_Set task_
Review the material and extract every line in which the word "německá" occurs.

_Material supplied_
○ ○ ○ ○ ○ ○ ○
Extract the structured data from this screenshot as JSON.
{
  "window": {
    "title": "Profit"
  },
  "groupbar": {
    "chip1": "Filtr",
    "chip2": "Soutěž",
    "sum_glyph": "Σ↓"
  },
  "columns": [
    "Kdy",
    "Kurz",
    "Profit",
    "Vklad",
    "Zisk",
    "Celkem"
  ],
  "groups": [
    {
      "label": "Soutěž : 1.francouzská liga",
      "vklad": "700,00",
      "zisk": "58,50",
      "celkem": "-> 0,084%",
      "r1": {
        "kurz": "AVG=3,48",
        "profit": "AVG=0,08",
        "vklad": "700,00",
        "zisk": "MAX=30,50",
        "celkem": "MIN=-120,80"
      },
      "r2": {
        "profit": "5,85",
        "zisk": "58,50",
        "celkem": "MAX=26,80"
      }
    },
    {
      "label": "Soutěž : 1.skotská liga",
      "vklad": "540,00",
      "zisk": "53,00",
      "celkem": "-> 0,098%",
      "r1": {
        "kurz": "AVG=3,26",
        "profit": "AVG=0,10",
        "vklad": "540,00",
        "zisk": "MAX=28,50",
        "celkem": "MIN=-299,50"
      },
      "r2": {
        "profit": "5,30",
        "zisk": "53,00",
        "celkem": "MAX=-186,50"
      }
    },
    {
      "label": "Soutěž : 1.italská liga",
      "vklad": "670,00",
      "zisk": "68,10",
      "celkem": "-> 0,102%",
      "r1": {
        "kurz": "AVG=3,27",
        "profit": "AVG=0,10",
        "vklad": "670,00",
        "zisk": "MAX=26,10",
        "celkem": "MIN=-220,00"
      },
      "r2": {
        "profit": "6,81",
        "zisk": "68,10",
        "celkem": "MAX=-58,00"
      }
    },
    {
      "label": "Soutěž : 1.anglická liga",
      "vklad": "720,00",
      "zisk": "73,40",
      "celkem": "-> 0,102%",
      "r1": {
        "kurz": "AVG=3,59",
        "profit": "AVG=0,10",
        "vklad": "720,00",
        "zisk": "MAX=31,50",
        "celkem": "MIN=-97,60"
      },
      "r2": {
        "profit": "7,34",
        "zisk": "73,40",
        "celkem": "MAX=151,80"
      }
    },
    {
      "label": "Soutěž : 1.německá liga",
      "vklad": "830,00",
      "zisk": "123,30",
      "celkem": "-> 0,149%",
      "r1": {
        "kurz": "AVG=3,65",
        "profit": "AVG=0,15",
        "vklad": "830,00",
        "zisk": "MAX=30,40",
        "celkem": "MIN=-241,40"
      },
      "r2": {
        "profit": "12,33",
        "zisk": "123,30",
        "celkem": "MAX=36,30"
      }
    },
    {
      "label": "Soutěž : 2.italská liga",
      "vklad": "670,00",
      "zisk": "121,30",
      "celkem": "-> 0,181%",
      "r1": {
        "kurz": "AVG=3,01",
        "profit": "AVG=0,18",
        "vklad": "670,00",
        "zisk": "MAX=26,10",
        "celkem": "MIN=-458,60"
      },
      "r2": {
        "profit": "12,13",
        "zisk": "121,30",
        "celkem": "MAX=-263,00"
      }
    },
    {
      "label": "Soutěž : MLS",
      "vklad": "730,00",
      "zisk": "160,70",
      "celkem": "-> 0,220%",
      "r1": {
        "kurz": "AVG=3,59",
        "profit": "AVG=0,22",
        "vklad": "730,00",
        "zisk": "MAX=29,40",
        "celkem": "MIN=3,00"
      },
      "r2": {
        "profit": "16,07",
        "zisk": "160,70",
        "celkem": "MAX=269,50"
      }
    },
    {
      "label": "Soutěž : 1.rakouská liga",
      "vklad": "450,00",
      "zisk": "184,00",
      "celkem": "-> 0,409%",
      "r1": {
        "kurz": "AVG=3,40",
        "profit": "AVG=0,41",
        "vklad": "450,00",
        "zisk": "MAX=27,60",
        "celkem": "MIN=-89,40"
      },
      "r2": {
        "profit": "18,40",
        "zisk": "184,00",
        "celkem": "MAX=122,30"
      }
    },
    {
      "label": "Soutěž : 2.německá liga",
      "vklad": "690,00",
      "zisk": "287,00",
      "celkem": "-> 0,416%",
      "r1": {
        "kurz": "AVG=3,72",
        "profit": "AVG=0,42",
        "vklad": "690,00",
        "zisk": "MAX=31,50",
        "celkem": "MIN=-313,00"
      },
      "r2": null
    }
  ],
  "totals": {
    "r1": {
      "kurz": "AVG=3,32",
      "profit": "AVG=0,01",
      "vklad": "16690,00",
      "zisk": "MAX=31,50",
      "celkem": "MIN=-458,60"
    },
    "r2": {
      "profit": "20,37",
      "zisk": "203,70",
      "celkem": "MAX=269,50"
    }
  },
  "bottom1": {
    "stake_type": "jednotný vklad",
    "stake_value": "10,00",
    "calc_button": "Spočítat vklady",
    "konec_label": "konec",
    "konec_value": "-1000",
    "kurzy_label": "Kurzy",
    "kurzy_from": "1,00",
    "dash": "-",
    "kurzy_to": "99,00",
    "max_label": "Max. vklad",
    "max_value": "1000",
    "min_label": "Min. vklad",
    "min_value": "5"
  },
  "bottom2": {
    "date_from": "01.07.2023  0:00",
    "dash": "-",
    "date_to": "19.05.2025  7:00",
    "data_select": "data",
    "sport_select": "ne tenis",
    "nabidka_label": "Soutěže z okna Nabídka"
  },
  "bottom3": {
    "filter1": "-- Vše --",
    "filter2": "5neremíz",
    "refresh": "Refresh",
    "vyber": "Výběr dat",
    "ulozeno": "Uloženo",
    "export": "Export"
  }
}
○ ○ ○ ○ ○ ○ ○
_Expected answer_
      "label": "Soutěž : 1.německá liga",
      "label": "Soutěž : 2.německá liga",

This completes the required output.